Dataset items:
◆ ◆ ◆ ◆ ◆ ◆ ◆
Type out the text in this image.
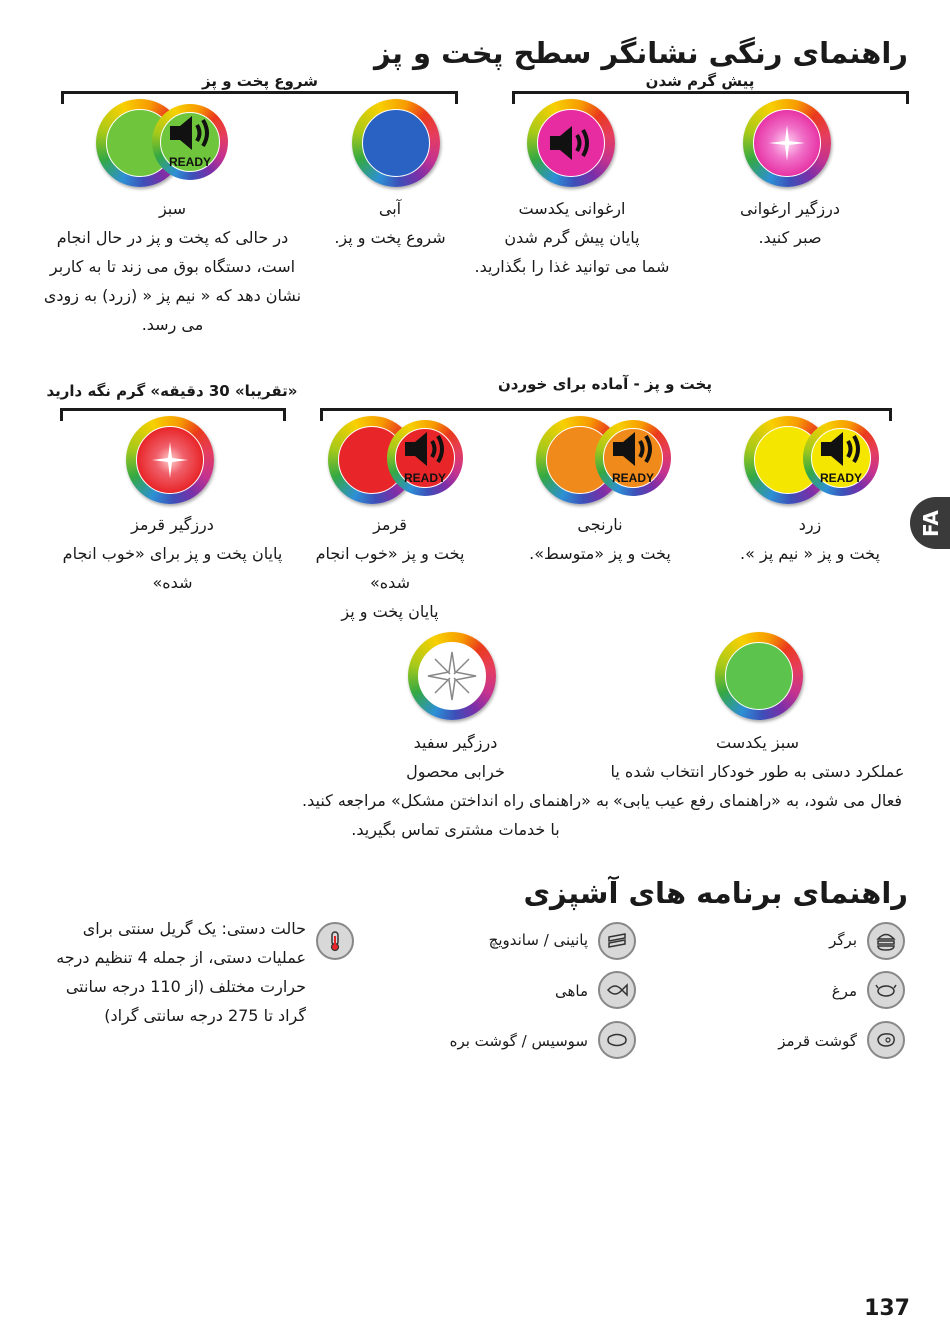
راهنمای رنگی نشانگر سطح پخت و پز
پیش گرم شدن
شروع پخت و پز
پخت و پز - آماده برای خوردن
«تقریبا» 30 دقیقه» گرم نگه دارید
READY
درزگیر ارغوانی
صبر کنید.
ارغوانی یکدست
پایان پیش گرم شدن
شما می توانید غذا را بگذارید.
آبی
شروع پخت و پز.
سبز
در حالی که پخت و پز در حال انجام
است، دستگاه بوق می زند تا به کاربر
نشان دهد که « نیم پز « (زرد) به زودی
می رسد.
READY
READY
READY
زرد
پخت و پز « نیم پز ».
نارنجی
پخت و پز «متوسط».
قرمز
پخت و پز «خوب انجام
شده»
پایان پخت و پز
درزگیر قرمز
پایان پخت و پز برای «خوب انجام
شده»
سبز یکدست
عملکرد دستی به طور خودکار انتخاب شده یا
فعال می شود، به «راهنمای رفع عیب یابی»
درزگیر سفید
خرابی محصول
به «راهنمای راه انداختن مشکل» مراجعه کنید.
با خدمات مشتری تماس بگیرید.
راهنمای برنامه های آشپزی
برگر
پانینی / ساندویچ
مرغ
ماهی
گوشت قرمز
سوسیس / گوشت بره
حالت دستی: یک گریل سنتی برای
عملیات دستی، از جمله 4 تنظیم درجه
حرارت مختلف (از 110 درجه سانتی
گراد تا 275 درجه سانتی گراد)
FA
137
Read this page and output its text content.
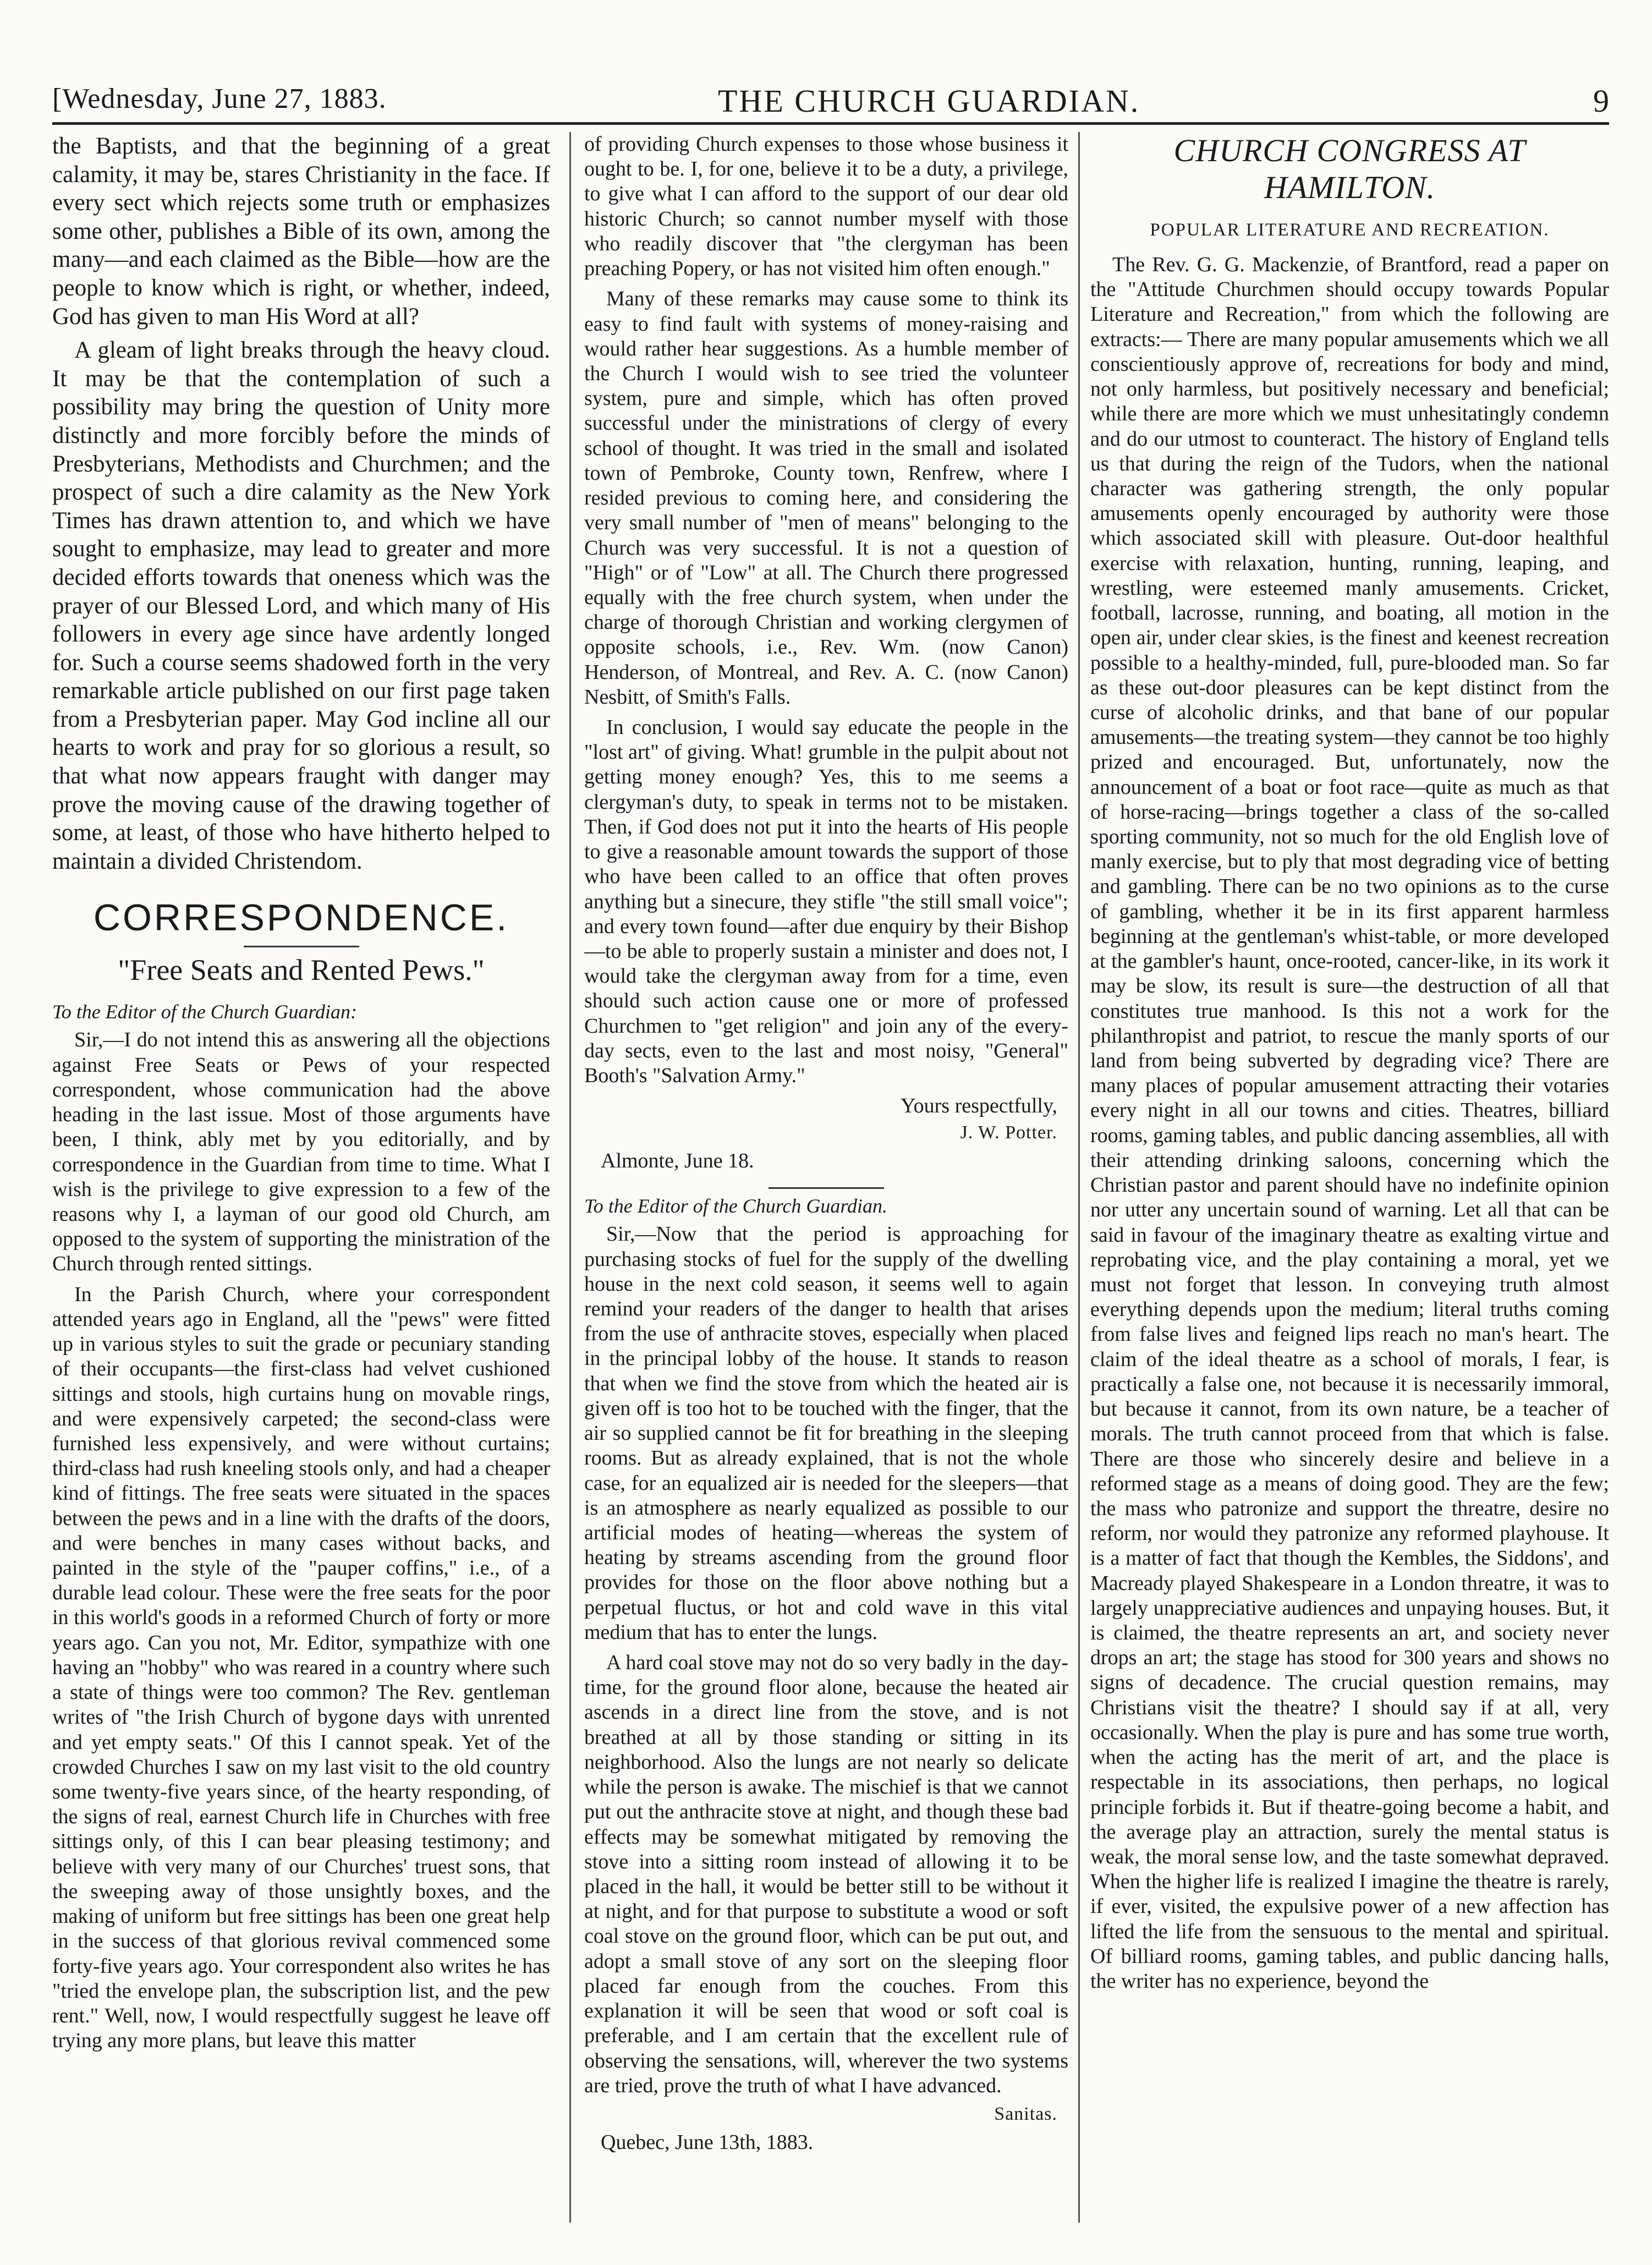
[Wednesday, June 27, 1883.	THE CHURCH GUARDIAN.	9

the Baptists, and that the beginning of a great calamity, it may be, stares Christianity in the face. If every sect which rejects some truth or emphasizes some other, publishes a Bible of its own, among the many—and each claimed as the Bible—how are the people to know which is right, or whether, indeed, God has given to man His Word at all?

A gleam of light breaks through the heavy cloud. It may be that the contemplation of such a possibility may bring the question of Unity more distinctly and more forcibly before the minds of Presbyterians, Methodists and Churchmen; and the prospect of such a dire calamity as the New York Times has drawn attention to, and which we have sought to emphasize, may lead to greater and more decided efforts towards that oneness which was the prayer of our Blessed Lord, and which many of His followers in every age since have ardently longed for. Such a course seems shadowed forth in the very remarkable article published on our first page taken from a Presbyterian paper. May God incline all our hearts to work and pray for so glorious a result, so that what now appears fraught with danger may prove the moving cause of the drawing together of some, at least, of those who have hitherto helped to maintain a divided Christendom.

CORRESPONDENCE.
"Free Seats and Rented Pews."
To the Editor of the Church Guardian:

Sir,—I do not intend this as answering all the objections against Free Seats or Pews of your respected correspondent, whose communication had the above heading in the last issue. Most of those arguments have been, I think, ably met by you editorially, and by correspondence in the Guardian from time to time. What I wish is the privilege to give expression to a few of the reasons why I, a layman of our good old Church, am opposed to the system of supporting the ministration of the Church through rented sittings.

In the Parish Church, where your correspondent attended years ago in England, all the "pews" were fitted up in various styles to suit the grade or pecuniary standing of their occupants—the first-class had velvet cushioned sittings and stools, high curtains hung on movable rings, and were expensively carpeted; the second-class were furnished less expensively, and were without curtains; third-class had rush kneeling stools only, and had a cheaper kind of fittings. The free seats were situated in the spaces between the pews and in a line with the drafts of the doors, and were benches in many cases without backs, and painted in the style of the "pauper coffins," i.e., of a durable lead colour. These were the free seats for the poor in this world's goods in a reformed Church of forty or more years ago. Can you not, Mr. Editor, sympathize with one having an "hobby" who was reared in a country where such a state of things were too common? The Rev. gentleman writes of "the Irish Church of bygone days with unrented and yet empty seats." Of this I cannot speak. Yet of the crowded Churches I saw on my last visit to the old country some twenty-five years since, of the hearty responding, of the signs of real, earnest Church life in Churches with free sittings only, of this I can bear pleasing testimony; and believe with very many of our Churches' truest sons, that the sweeping away of those unsightly boxes, and the making of uniform but free sittings has been one great help in the success of that glorious revival commenced some forty-five years ago. Your correspondent also writes he has "tried the envelope plan, the subscription list, and the pew rent." Well, now, I would respectfully suggest he leave off trying any more plans, but leave this matter

of providing Church expenses to those whose business it ought to be. I, for one, believe it to be a duty, a privilege, to give what I can afford to the support of our dear old historic Church; so cannot number myself with those who readily discover that "the clergyman has been preaching Popery, or has not visited him often enough."

Many of these remarks may cause some to think its easy to find fault with systems of money-raising and would rather hear suggestions. As a humble member of the Church I would wish to see tried the volunteer system, pure and simple, which has often proved successful under the ministrations of clergy of every school of thought. It was tried in the small and isolated town of Pembroke, County town, Renfrew, where I resided previous to coming here, and considering the very small number of "men of means" belonging to the Church was very successful. It is not a question of "High" or of "Low" at all. The Church there progressed equally with the free church system, when under the charge of thorough Christian and working clergymen of opposite schools, i.e., Rev. Wm. (now Canon) Henderson, of Montreal, and Rev. A. C. (now Canon) Nesbitt, of Smith's Falls.

In conclusion, I would say educate the people in the "lost art" of giving. What! grumble in the pulpit about not getting money enough? Yes, this to me seems a clergyman's duty, to speak in terms not to be mistaken. Then, if God does not put it into the hearts of His people to give a reasonable amount towards the support of those who have been called to an office that often proves anything but a sinecure, they stifle "the still small voice"; and every town found—after due enquiry by their Bishop—to be able to properly sustain a minister and does not, I would take the clergyman away from for a time, even should such action cause one or more of professed Churchmen to "get religion" and join any of the every-day sects, even to the last and most noisy, "General" Booth's "Salvation Army."

Yours respectfully,
J. W. Potter.
Almonte, June 18.
To the Editor of the Church Guardian.

Sir,—Now that the period is approaching for purchasing stocks of fuel for the supply of the dwelling house in the next cold season, it seems well to again remind your readers of the danger to health that arises from the use of anthracite stoves, especially when placed in the principal lobby of the house. It stands to reason that when we find the stove from which the heated air is given off is too hot to be touched with the finger, that the air so supplied cannot be fit for breathing in the sleeping rooms. But as already explained, that is not the whole case, for an equalized air is needed for the sleepers—that is an atmosphere as nearly equalized as possible to our artificial modes of heating—whereas the system of heating by streams ascending from the ground floor provides for those on the floor above nothing but a perpetual fluctus, or hot and cold wave in this vital medium that has to enter the lungs.

A hard coal stove may not do so very badly in the day-time, for the ground floor alone, because the heated air ascends in a direct line from the stove, and is not breathed at all by those standing or sitting in its neighborhood. Also the lungs are not nearly so delicate while the person is awake. The mischief is that we cannot put out the anthracite stove at night, and though these bad effects may be somewhat mitigated by removing the stove into a sitting room instead of allowing it to be placed in the hall, it would be better still to be without it at night, and for that purpose to substitute a wood or soft coal stove on the ground floor, which can be put out, and adopt a small stove of any sort on the sleeping floor placed far enough from the couches. From this explanation it will be seen that wood or soft coal is preferable, and I am certain that the excellent rule of observing the sensations, will, wherever the two systems are tried, prove the truth of what I have advanced.

Sanitas.
Quebec, June 13th, 1883.
CHURCH CONGRESS AT HAMILTON.
POPULAR LITERATURE AND RECREATION.

The Rev. G. G. Mackenzie, of Brantford, read a paper on the "Attitude Churchmen should occupy towards Popular Literature and Recreation," from which the following are extracts:— There are many popular amusements which we all conscientiously approve of, recreations for body and mind, not only harmless, but positively necessary and beneficial; while there are more which we must unhesitatingly condemn and do our utmost to counteract. The history of England tells us that during the reign of the Tudors, when the national character was gathering strength, the only popular amusements openly encouraged by authority were those which associated skill with pleasure. Out-door healthful exercise with relaxation, hunting, running, leaping, and wrestling, were esteemed manly amusements. Cricket, football, lacrosse, running, and boating, all motion in the open air, under clear skies, is the finest and keenest recreation possible to a healthy-minded, full, pure-blooded man. So far as these out-door pleasures can be kept distinct from the curse of alcoholic drinks, and that bane of our popular amusements—the treating system—they cannot be too highly prized and encouraged. But, unfortunately, now the announcement of a boat or foot race—quite as much as that of horse-racing—brings together a class of the so-called sporting community, not so much for the old English love of manly exercise, but to ply that most degrading vice of betting and gambling. There can be no two opinions as to the curse of gambling, whether it be in its first apparent harmless beginning at the gentleman's whist-table, or more developed at the gambler's haunt, once-rooted, cancer-like, in its work it may be slow, its result is sure—the destruction of all that constitutes true manhood. Is this not a work for the philanthropist and patriot, to rescue the manly sports of our land from being subverted by degrading vice? There are many places of popular amusement attracting their votaries every night in all our towns and cities. Theatres, billiard rooms, gaming tables, and public dancing assemblies, all with their attending drinking saloons, concerning which the Christian pastor and parent should have no indefinite opinion nor utter any uncertain sound of warning. Let all that can be said in favour of the imaginary theatre as exalting virtue and reprobating vice, and the play containing a moral, yet we must not forget that lesson. In conveying truth almost everything depends upon the medium; literal truths coming from false lives and feigned lips reach no man's heart. The claim of the ideal theatre as a school of morals, I fear, is practically a false one, not because it is necessarily immoral, but because it cannot, from its own nature, be a teacher of morals. The truth cannot proceed from that which is false. There are those who sincerely desire and believe in a reformed stage as a means of doing good. They are the few; the mass who patronize and support the threatre, desire no reform, nor would they patronize any reformed playhouse. It is a matter of fact that though the Kembles, the Siddons', and Macready played Shakespeare in a London threatre, it was to largely unappreciative audiences and unpaying houses. But, it is claimed, the theatre represents an art, and society never drops an art; the stage has stood for 300 years and shows no signs of decadence. The crucial question remains, may Christians visit the theatre? I should say if at all, very occasionally. When the play is pure and has some true worth, when the acting has the merit of art, and the place is respectable in its associations, then perhaps, no logical principle forbids it. But if theatre-going become a habit, and the average play an attraction, surely the mental status is weak, the moral sense low, and the taste somewhat depraved. When the higher life is realized I imagine the theatre is rarely, if ever, visited, the expulsive power of a new affection has lifted the life from the sensuous to the mental and spiritual. Of billiard rooms, gaming tables, and public dancing halls, the writer has no experience, beyond the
◆ ◆ ◆ ◆ ◆ ◆ ◆
PROBLEM:
How many lines in the entries contain the string "درجه"? Answer with the number only.

ANSWER IN FULL:
3